* _TASK BRIEF_
Gather the lines from the material that contain "glyph".

* _GIVEN DATA_
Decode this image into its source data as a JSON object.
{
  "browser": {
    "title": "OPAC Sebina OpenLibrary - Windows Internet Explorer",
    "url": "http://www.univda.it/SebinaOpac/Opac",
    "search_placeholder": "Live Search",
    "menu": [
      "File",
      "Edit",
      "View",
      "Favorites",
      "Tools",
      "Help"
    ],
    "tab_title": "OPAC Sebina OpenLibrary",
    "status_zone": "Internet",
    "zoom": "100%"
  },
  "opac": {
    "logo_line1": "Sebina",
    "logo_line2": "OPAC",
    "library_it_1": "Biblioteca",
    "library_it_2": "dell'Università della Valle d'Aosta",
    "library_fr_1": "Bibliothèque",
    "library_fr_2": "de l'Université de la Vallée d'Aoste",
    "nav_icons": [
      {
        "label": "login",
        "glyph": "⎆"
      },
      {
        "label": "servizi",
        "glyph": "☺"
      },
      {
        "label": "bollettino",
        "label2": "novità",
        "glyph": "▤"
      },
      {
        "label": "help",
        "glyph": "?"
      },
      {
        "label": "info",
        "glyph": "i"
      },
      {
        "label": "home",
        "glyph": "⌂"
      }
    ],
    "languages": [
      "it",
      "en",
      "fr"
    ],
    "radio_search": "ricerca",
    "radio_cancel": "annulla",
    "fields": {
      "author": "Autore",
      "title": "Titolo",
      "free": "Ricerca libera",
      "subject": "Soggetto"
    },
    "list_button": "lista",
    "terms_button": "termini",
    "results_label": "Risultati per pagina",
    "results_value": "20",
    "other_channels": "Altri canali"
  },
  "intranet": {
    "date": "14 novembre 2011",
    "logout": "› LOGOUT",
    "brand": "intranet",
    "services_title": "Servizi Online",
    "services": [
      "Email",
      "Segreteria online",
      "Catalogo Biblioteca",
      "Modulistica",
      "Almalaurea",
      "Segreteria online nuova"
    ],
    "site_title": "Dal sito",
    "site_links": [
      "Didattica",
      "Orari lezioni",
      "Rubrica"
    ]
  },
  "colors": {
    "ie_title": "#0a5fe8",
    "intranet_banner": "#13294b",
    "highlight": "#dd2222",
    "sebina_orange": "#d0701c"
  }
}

* _TASK SOLUTION_
        "glyph": "⎆"
        "glyph": "☺"
        "glyph": "▤"
        "glyph": "?"
        "glyph": "i"
        "glyph": "⌂"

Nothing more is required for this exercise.